■ DIRECTIONS FOR THIS TASK ■
Images excluded, repeat each entry below exactly.

■ MATERIAL SHOWN ■
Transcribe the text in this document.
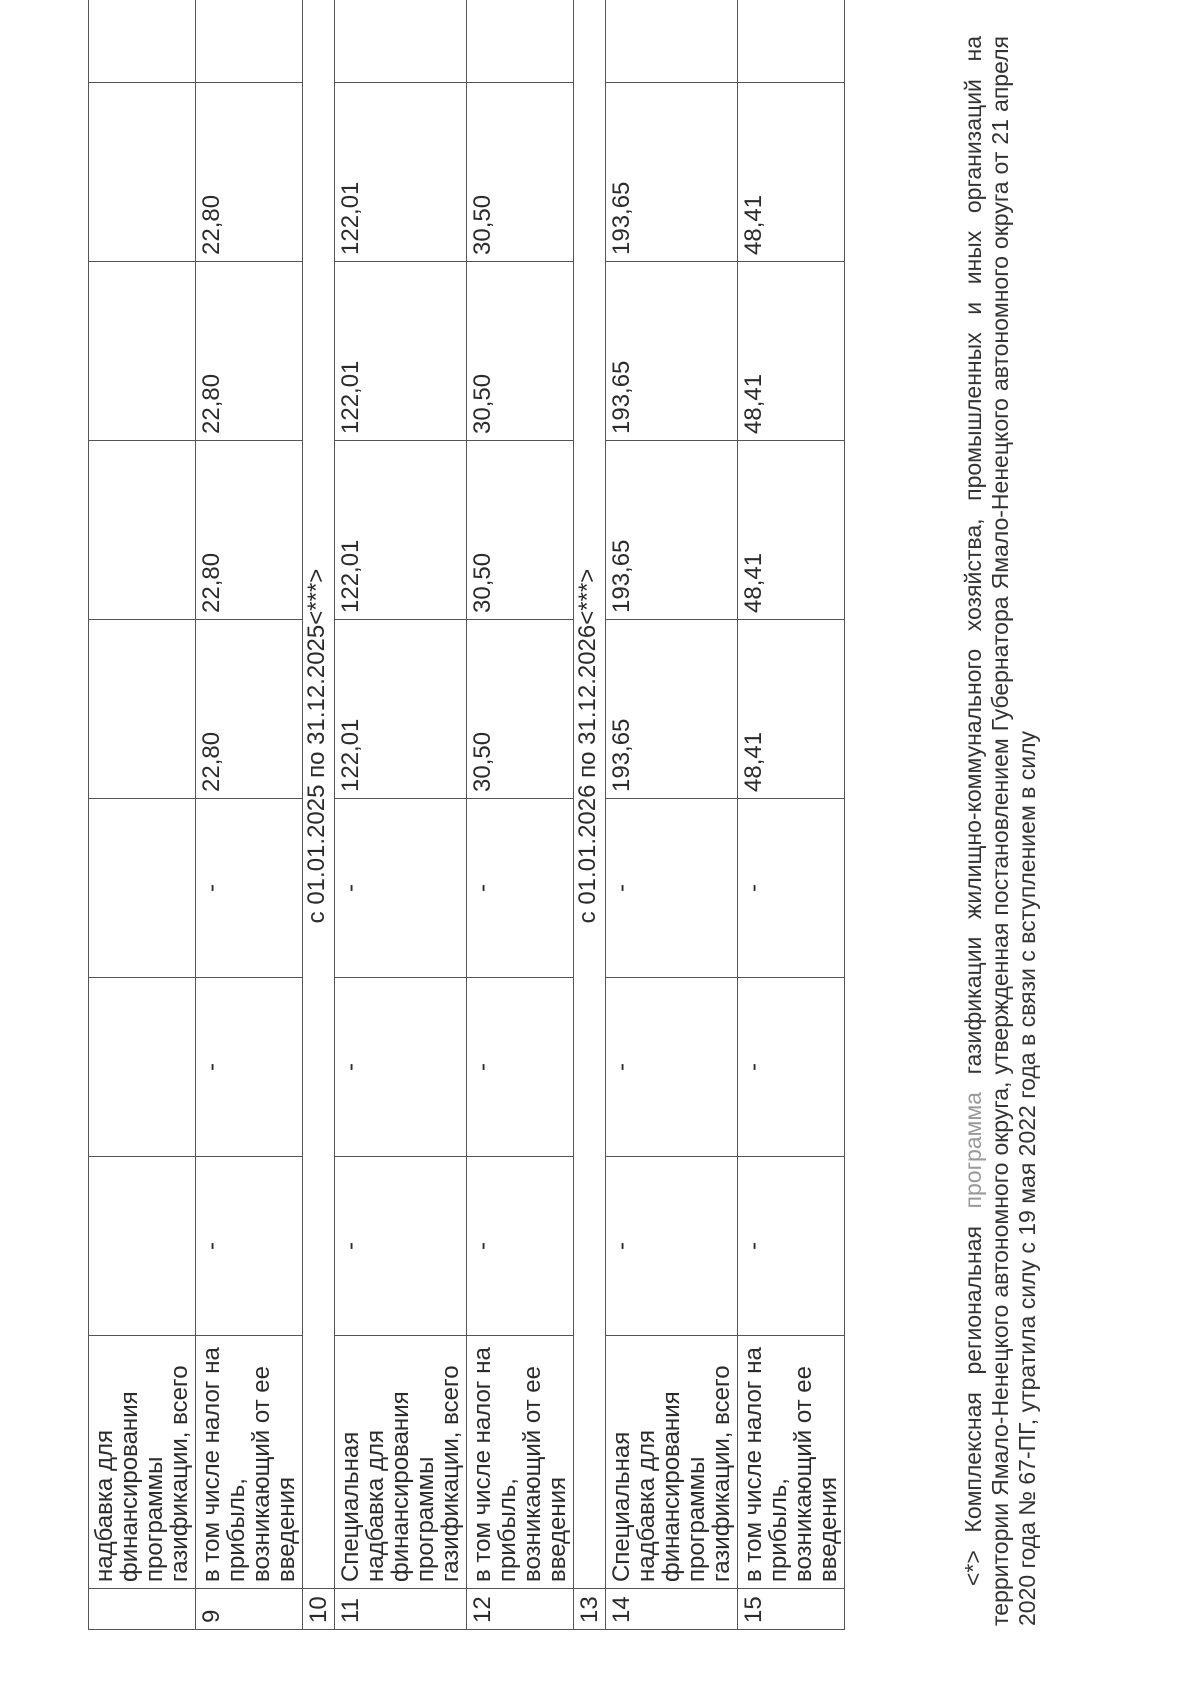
	надбавка для финансирования программы газификации, всего								
9	в том числе налог на прибыль, возникающий от ее введения	-	-	-	22,80	22,80	22,80	22,80	
10	с 01.01.2025 по 31.12.2025<***>								
11	Специальная надбавка для финансирования программы газификации, всего	-	-	-	122,01	122,01	122,01	122,01	
12	в том числе налог на прибыль, возникающий от ее введения	-	-	-	30,50	30,50	30,50	30,50	
13	с 01.01.2026 по 31.12.2026<***>								
14	Специальная надбавка для финансирования программы газификации, всего	-	-	-	193,65	193,65	193,65	193,65	
15	в том числе налог на прибыль, возникающий от ее введения	-	-	-	48,41	48,41	48,41	48,41	
<*> Комплексная региональная программа газификации жилищно-коммунального хозяйства, промышленных и иных организаций на территории Ямало-Ненецкого автономного округа, утвержденная постановлением Губернатора Ямало-Ненецкого автономного округа от 21 апреля 2020 года № 67-ПГ, утратила силу с 19 мая 2022 года в связи с вступлением в силу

■ FINISHED EXERCISE ■
Transcribe the text in this document.
	надбавка для финансирования программы газификации, всего								
9	в том числе налог на прибыль, возникающий от ее введения	-	-	-	22,80	22,80	22,80	22,80	
10	с 01.01.2025 по 31.12.2025<***>								
11	Специальная надбавка для финансирования программы газификации, всего	-	-	-	122,01	122,01	122,01	122,01	
12	в том числе налог на прибыль, возникающий от ее введения	-	-	-	30,50	30,50	30,50	30,50	
13	с 01.01.2026 по 31.12.2026<***>								
14	Специальная надбавка для финансирования программы газификации, всего	-	-	-	193,65	193,65	193,65	193,65	
15	в том числе налог на прибыль, возникающий от ее введения	-	-	-	48,41	48,41	48,41	48,41	
<*> Комплексная региональная программа газификации жилищно-коммунального хозяйства, промышленных и иных организаций на территории Ямало-Ненецкого автономного округа, утвержденная постановлением Губернатора Ямало-Ненецкого автономного округа от 21 апреля 2020 года № 67-ПГ, утратила силу с 19 мая 2022 года в связи с вступлением в силу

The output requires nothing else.